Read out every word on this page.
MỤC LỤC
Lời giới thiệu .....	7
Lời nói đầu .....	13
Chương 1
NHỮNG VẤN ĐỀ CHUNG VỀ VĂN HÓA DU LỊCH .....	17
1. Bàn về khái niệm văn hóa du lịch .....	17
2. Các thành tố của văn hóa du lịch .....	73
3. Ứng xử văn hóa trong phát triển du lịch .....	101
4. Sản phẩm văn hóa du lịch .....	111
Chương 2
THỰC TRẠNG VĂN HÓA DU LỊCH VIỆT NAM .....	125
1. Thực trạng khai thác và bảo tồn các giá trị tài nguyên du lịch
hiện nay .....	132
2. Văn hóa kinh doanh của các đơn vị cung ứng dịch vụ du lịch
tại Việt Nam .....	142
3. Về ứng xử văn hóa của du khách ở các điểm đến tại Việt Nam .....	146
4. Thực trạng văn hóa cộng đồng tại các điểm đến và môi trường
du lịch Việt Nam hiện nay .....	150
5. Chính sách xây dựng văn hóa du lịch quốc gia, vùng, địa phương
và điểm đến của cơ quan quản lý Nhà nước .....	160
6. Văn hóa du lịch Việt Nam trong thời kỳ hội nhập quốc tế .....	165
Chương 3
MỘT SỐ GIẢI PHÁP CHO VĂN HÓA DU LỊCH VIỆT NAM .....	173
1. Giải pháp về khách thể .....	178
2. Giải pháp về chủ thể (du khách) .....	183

□ □ □

# [REQUIREMENTS]
Scan the material above for the word "trong". Copy each line where it occurs.

# [CORRECT OUTPUT]
3. Ứng xử văn hóa trong phát triển du lịch .....	101
6. Văn hóa du lịch Việt Nam trong thời kỳ hội nhập quốc tế .....	165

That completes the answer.